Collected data

--- BEGIN ---

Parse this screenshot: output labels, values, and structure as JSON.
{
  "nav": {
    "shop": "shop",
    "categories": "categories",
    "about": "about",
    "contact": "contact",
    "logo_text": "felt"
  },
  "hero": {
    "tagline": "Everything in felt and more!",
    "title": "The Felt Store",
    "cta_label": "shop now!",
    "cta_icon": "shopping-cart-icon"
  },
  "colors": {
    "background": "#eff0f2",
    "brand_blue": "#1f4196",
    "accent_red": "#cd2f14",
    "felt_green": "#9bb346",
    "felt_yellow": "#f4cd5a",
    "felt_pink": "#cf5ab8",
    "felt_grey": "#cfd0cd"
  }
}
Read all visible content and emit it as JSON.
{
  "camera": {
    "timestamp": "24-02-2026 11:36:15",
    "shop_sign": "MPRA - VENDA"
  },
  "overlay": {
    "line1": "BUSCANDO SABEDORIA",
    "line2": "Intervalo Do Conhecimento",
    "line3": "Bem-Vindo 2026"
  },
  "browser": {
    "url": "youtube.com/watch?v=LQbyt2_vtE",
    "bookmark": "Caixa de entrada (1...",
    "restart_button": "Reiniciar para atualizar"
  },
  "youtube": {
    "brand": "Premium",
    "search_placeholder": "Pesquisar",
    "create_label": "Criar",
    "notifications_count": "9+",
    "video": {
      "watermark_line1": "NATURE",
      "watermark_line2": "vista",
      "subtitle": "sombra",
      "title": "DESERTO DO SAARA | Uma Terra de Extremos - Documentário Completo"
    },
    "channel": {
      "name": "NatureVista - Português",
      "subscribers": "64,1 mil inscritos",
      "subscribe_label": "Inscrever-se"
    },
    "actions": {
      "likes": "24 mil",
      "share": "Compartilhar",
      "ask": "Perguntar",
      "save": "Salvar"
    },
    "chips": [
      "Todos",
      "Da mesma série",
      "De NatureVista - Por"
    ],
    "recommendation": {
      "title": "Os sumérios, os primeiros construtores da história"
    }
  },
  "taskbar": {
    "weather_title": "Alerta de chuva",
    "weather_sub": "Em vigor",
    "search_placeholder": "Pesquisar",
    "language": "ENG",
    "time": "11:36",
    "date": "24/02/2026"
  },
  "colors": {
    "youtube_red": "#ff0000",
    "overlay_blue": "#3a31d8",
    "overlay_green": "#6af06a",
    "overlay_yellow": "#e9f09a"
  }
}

--- END ---

* [Task]:
Your task is to repeat every line exactly.

* [Complete response]:
Parse this screenshot: output labels, values, and structure as JSON.
{
  "nav": {
    "shop": "shop",
    "categories": "categories",
    "about": "about",
    "contact": "contact",
    "logo_text": "felt"
  },
  "hero": {
    "tagline": "Everything in felt and more!",
    "title": "The Felt Store",
    "cta_label": "shop now!",
    "cta_icon": "shopping-cart-icon"
  },
  "colors": {
    "background": "#eff0f2",
    "brand_blue": "#1f4196",
    "accent_red": "#cd2f14",
    "felt_green": "#9bb346",
    "felt_yellow": "#f4cd5a",
    "felt_pink": "#cf5ab8",
    "felt_grey": "#cfd0cd"
  }
}
Read all visible content and emit it as JSON.
{
  "camera": {
    "timestamp": "24-02-2026 11:36:15",
    "shop_sign": "MPRA - VENDA"
  },
  "overlay": {
    "line1": "BUSCANDO SABEDORIA",
    "line2": "Intervalo Do Conhecimento",
    "line3": "Bem-Vindo 2026"
  },
  "browser": {
    "url": "youtube.com/watch?v=LQbyt2_vtE",
    "bookmark": "Caixa de entrada (1...",
    "restart_button": "Reiniciar para atualizar"
  },
  "youtube": {
    "brand": "Premium",
    "search_placeholder": "Pesquisar",
    "create_label": "Criar",
    "notifications_count": "9+",
    "video": {
      "watermark_line1": "NATURE",
      "watermark_line2": "vista",
      "subtitle": "sombra",
      "title": "DESERTO DO SAARA | Uma Terra de Extremos - Documentário Completo"
    },
    "channel": {
      "name": "NatureVista - Português",
      "subscribers": "64,1 mil inscritos",
      "subscribe_label": "Inscrever-se"
    },
    "actions": {
      "likes": "24 mil",
      "share": "Compartilhar",
      "ask": "Perguntar",
      "save": "Salvar"
    },
    "chips": [
      "Todos",
      "Da mesma série",
      "De NatureVista - Por"
    ],
    "recommendation": {
      "title": "Os sumérios, os primeiros construtores da história"
    }
  },
  "taskbar": {
    "weather_title": "Alerta de chuva",
    "weather_sub": "Em vigor",
    "search_placeholder": "Pesquisar",
    "language": "ENG",
    "time": "11:36",
    "date": "24/02/2026"
  },
  "colors": {
    "youtube_red": "#ff0000",
    "overlay_blue": "#3a31d8",
    "overlay_green": "#6af06a",
    "overlay_yellow": "#e9f09a"
  }
}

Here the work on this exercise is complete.